Review the material and extract every line in which the word "colors" occurs.
**** INPUT DATA ****
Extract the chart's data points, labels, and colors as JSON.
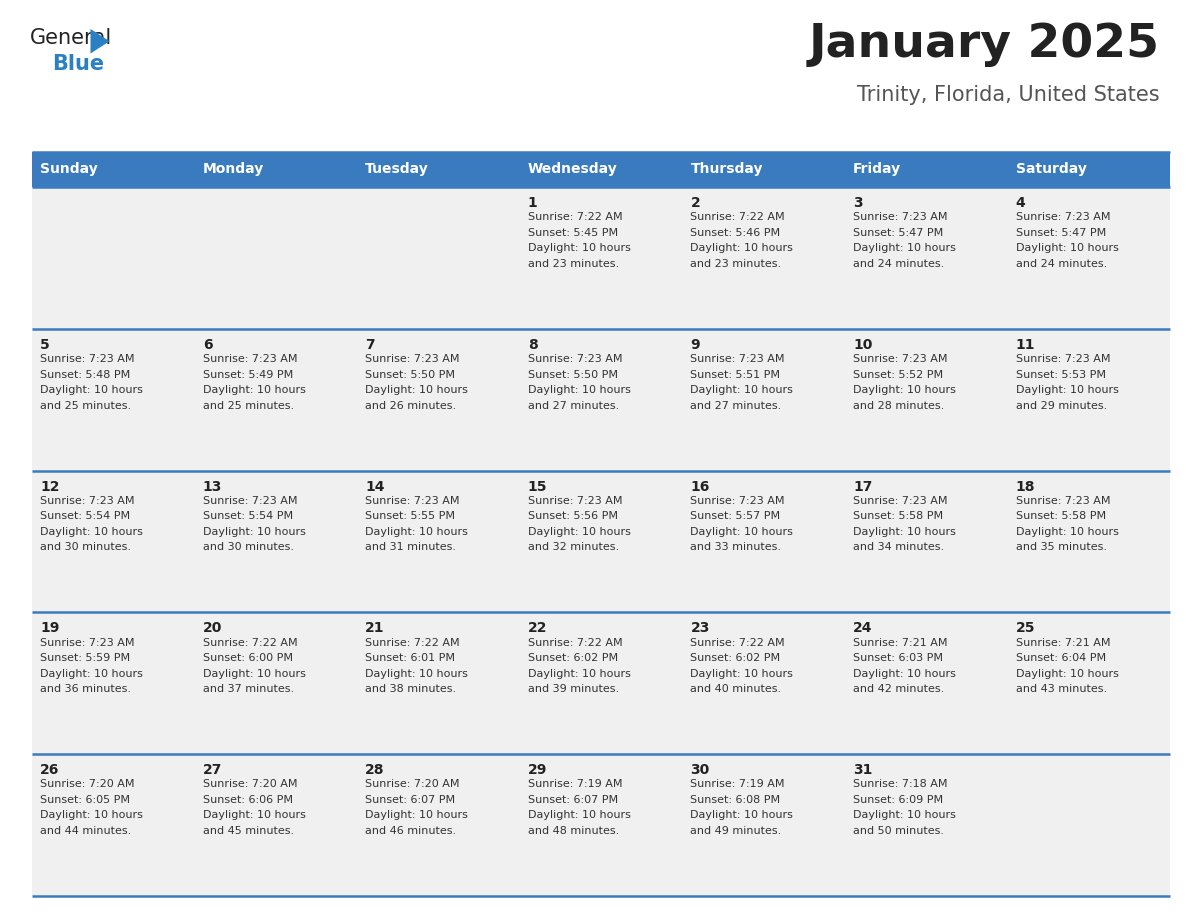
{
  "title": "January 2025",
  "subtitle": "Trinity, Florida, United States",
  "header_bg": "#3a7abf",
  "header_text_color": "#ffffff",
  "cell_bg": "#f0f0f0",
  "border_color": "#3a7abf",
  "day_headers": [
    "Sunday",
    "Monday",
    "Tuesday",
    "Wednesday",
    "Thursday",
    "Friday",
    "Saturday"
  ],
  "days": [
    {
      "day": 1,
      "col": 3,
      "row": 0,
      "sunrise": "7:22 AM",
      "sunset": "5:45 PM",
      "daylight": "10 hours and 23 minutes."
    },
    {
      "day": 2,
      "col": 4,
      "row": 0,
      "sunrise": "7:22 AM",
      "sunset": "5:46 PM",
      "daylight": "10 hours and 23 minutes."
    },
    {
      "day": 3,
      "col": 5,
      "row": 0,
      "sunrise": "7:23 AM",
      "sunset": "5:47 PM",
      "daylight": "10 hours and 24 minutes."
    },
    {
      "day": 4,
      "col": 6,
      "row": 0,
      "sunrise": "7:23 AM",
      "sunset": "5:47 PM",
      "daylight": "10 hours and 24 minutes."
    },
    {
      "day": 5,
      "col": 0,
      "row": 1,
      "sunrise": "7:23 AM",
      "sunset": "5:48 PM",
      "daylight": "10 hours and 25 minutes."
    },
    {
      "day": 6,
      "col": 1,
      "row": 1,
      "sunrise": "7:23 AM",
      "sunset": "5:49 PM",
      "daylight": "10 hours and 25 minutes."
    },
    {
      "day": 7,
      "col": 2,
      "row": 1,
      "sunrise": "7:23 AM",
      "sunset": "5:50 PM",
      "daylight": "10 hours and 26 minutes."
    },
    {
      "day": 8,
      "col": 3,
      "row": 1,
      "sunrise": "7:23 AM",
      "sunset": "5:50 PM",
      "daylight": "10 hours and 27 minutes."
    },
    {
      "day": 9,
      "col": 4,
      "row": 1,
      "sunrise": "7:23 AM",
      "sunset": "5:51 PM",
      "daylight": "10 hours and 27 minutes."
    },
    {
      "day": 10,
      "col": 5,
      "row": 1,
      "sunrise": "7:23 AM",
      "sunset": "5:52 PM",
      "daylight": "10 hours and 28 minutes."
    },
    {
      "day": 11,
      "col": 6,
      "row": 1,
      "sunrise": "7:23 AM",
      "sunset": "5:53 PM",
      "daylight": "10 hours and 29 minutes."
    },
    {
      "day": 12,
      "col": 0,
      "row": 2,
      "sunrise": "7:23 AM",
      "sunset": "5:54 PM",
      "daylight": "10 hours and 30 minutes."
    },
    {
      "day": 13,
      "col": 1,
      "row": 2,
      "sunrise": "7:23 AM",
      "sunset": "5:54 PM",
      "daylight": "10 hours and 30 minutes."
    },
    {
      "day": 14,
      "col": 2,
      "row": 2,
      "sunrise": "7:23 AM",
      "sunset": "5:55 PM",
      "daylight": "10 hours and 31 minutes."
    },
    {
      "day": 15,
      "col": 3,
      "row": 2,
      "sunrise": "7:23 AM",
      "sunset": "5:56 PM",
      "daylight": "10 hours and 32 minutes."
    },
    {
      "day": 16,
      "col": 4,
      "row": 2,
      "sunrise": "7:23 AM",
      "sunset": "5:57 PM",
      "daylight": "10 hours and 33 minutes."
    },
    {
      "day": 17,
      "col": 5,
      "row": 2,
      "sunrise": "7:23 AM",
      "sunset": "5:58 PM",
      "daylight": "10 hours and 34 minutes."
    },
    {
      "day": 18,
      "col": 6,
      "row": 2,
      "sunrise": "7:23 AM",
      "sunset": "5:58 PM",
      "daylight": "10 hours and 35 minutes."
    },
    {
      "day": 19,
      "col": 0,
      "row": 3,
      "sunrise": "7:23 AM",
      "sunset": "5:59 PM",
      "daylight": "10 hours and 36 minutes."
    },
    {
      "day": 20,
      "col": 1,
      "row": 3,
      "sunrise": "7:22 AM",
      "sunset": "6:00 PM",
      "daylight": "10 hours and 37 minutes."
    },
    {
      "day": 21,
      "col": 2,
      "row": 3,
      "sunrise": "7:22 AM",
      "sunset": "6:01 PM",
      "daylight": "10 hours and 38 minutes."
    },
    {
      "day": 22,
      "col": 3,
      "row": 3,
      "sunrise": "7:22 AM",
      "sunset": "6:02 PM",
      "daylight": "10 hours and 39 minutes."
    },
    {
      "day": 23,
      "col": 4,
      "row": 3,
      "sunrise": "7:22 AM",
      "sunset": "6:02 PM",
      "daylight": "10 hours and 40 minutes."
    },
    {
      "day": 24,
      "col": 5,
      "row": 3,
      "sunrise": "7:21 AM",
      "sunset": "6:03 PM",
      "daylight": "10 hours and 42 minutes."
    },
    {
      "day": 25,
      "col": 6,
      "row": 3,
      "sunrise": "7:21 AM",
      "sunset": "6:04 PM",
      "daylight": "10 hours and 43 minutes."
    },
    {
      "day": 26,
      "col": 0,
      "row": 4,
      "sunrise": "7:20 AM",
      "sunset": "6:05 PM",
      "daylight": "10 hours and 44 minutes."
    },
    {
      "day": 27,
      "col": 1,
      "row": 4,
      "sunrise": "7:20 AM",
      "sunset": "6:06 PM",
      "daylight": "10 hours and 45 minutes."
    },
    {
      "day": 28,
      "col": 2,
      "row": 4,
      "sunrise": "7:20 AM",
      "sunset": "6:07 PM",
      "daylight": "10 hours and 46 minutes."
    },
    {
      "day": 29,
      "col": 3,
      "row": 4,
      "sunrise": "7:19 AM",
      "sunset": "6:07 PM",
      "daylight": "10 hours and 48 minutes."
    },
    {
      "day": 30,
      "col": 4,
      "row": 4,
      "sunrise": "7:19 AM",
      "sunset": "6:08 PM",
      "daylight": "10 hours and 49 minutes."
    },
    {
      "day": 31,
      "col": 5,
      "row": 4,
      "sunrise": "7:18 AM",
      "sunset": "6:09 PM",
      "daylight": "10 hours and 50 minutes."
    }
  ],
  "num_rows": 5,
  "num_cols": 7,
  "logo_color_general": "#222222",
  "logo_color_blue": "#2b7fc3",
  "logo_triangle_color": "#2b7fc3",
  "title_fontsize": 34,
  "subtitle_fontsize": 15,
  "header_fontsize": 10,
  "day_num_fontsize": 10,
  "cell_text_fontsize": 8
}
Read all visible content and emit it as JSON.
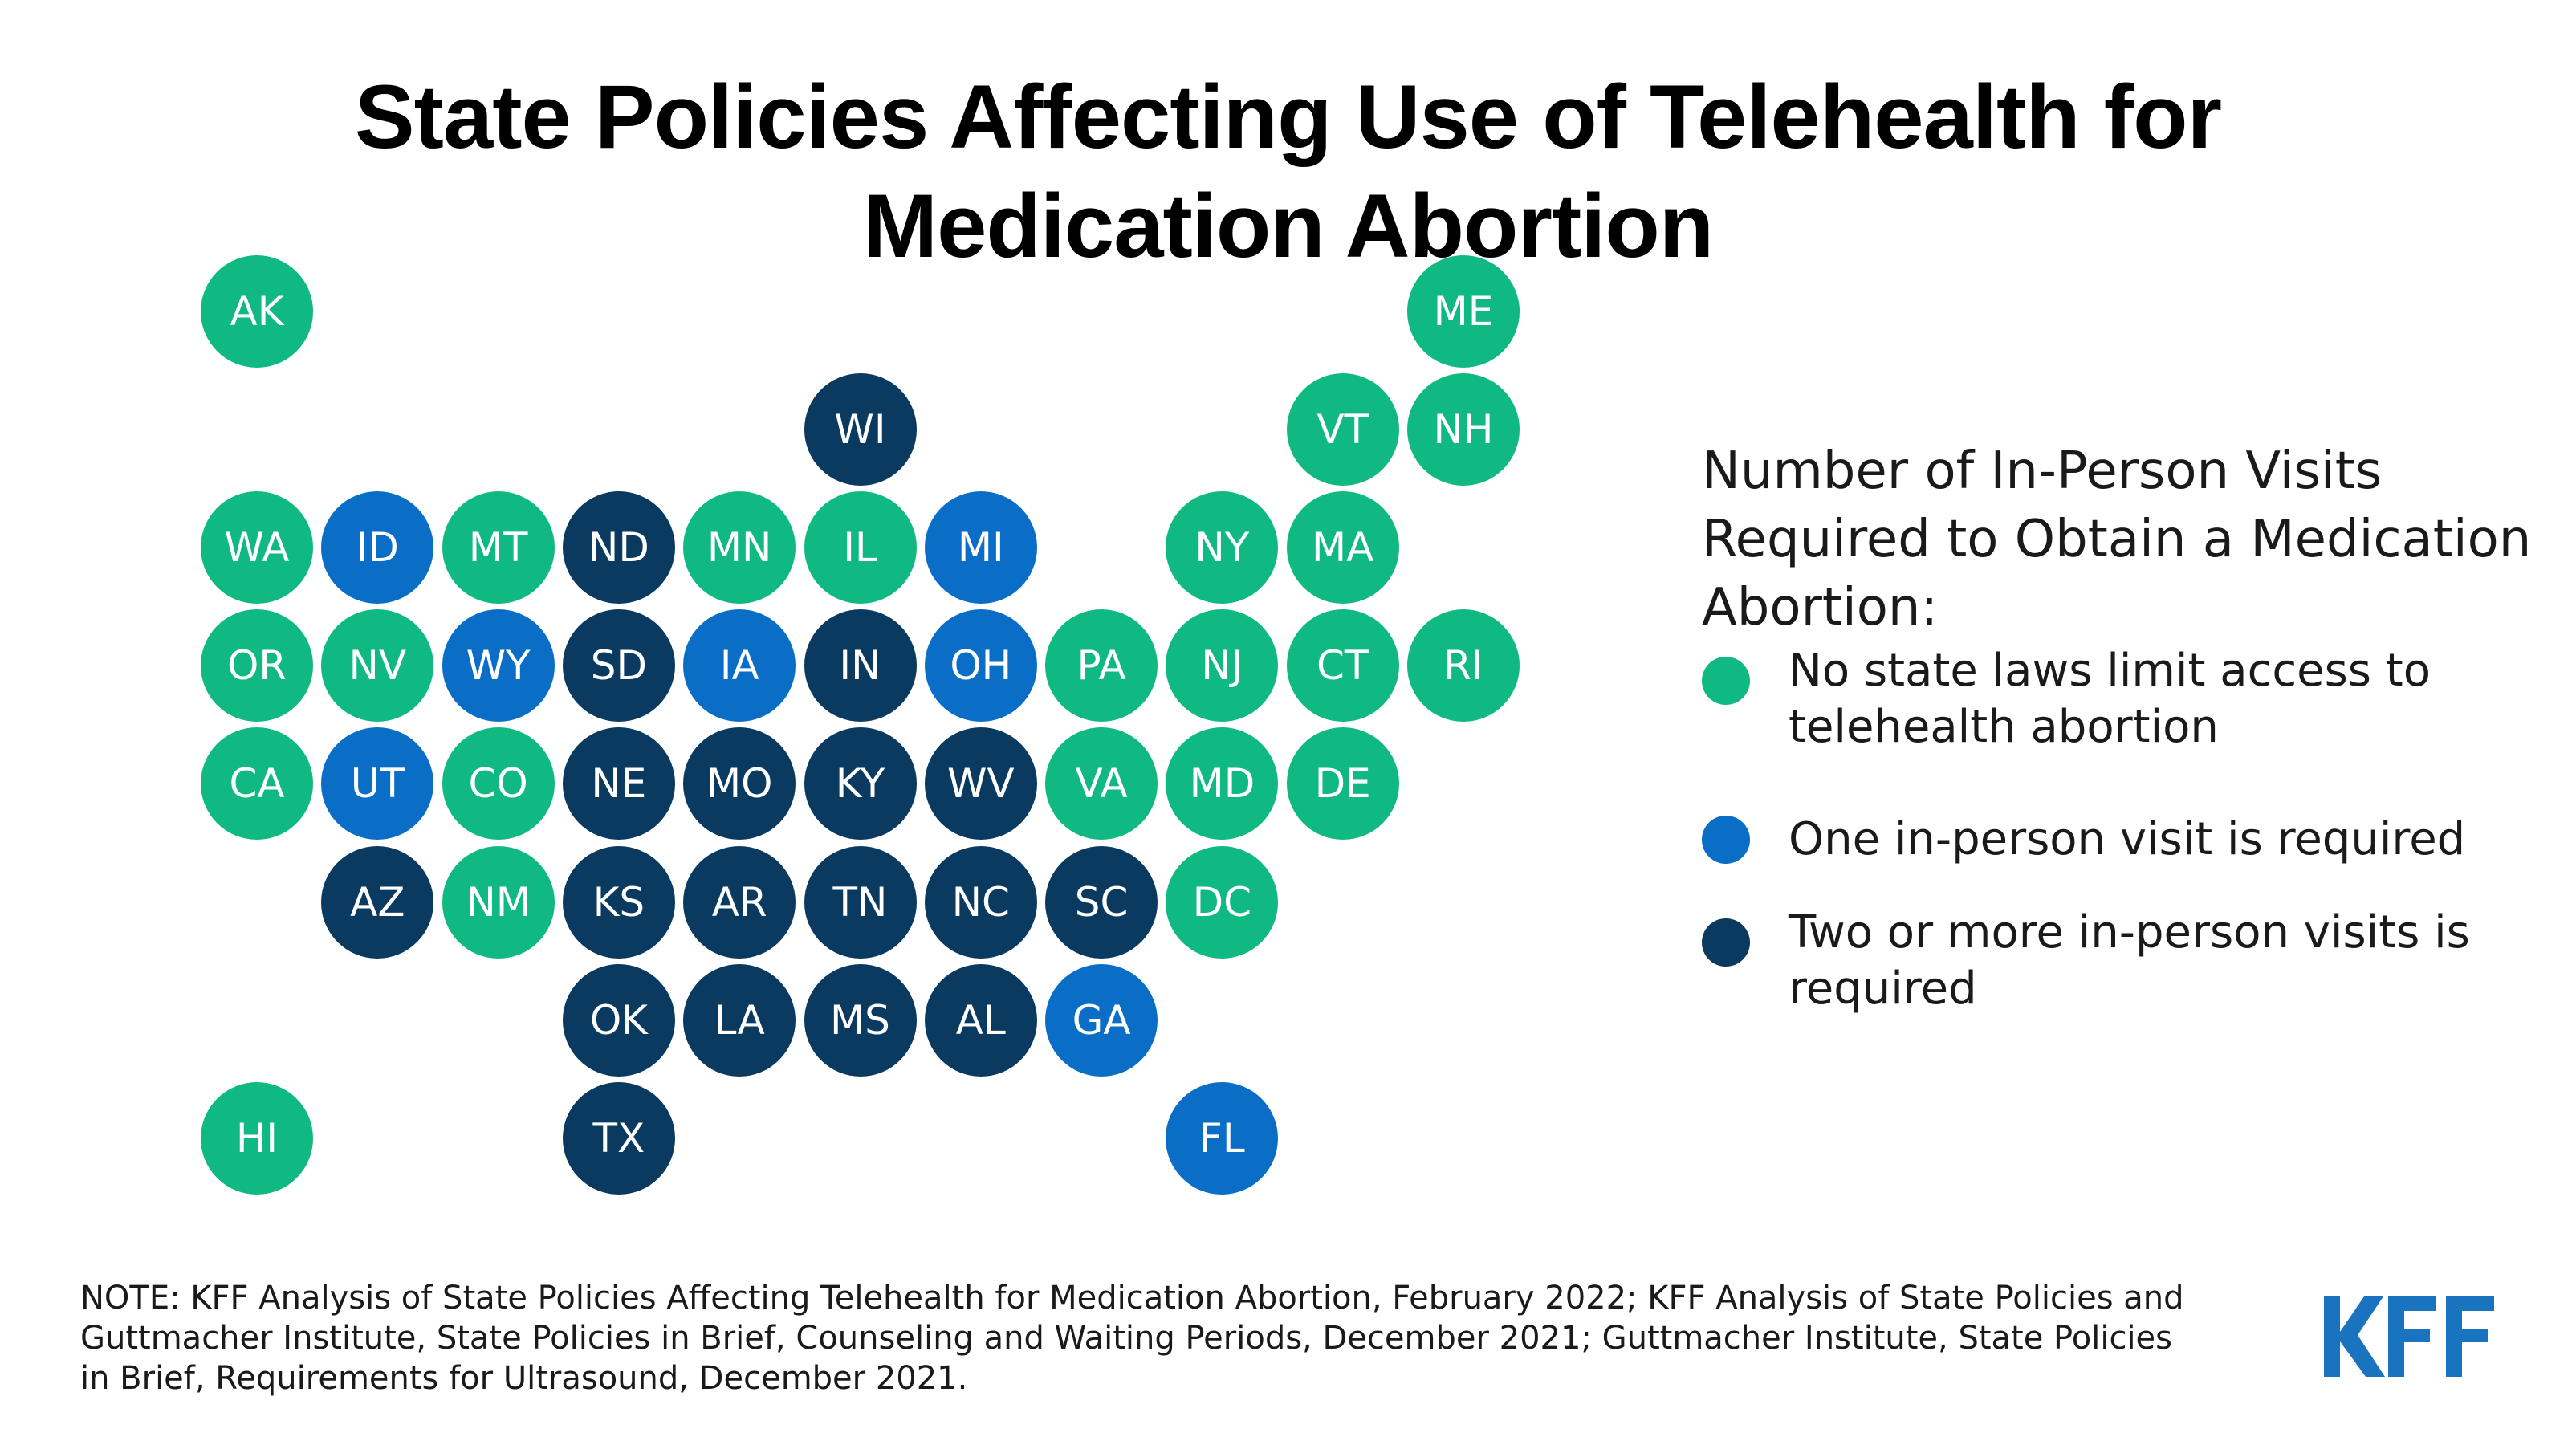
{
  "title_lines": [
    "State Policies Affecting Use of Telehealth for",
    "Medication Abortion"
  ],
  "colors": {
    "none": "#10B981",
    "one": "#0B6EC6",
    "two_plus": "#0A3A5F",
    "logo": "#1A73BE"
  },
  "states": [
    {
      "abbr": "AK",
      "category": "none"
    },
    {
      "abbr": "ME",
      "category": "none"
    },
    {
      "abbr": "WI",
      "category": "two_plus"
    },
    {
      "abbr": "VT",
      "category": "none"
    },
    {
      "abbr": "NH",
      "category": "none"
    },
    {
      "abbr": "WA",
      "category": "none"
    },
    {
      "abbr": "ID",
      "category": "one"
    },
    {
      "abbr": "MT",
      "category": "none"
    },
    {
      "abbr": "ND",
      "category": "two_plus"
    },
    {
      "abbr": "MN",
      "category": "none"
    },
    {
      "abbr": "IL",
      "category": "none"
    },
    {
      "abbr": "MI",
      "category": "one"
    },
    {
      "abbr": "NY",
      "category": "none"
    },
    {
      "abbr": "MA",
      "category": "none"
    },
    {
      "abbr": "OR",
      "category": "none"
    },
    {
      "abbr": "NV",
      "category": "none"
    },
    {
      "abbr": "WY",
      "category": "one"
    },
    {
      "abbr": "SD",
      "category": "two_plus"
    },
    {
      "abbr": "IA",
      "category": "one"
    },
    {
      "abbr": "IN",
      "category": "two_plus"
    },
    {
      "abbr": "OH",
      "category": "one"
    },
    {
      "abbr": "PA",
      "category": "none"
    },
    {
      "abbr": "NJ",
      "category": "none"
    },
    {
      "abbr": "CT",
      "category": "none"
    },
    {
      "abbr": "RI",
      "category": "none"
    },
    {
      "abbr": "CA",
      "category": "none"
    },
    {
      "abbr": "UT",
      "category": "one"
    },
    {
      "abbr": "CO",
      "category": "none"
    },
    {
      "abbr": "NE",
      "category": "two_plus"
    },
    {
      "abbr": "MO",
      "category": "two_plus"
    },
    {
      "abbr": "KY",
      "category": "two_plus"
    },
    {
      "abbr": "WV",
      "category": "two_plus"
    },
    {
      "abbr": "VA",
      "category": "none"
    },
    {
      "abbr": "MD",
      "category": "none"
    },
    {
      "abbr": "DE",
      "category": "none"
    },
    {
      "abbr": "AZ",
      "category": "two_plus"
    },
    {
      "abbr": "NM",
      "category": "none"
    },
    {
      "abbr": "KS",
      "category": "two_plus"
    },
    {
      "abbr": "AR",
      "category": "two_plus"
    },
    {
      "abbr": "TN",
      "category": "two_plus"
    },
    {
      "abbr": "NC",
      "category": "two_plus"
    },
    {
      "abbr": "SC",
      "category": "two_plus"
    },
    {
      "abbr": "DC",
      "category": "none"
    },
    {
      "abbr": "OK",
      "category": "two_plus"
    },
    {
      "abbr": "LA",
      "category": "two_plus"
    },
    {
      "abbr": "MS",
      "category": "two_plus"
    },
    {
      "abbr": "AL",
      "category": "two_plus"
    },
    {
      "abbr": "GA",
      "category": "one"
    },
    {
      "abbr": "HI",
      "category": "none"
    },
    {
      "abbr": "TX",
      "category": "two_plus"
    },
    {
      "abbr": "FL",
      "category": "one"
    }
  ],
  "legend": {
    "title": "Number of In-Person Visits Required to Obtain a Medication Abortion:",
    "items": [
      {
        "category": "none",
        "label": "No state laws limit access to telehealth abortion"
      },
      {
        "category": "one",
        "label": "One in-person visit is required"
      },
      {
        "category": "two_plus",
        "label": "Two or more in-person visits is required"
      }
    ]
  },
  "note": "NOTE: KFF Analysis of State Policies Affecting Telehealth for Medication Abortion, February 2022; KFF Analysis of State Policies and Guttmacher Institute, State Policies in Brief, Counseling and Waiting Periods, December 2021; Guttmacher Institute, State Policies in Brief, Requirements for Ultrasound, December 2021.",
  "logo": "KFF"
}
****
▶ _REPLY_
Extract the chart's data points, labels, and colors as JSON.
  "colors": {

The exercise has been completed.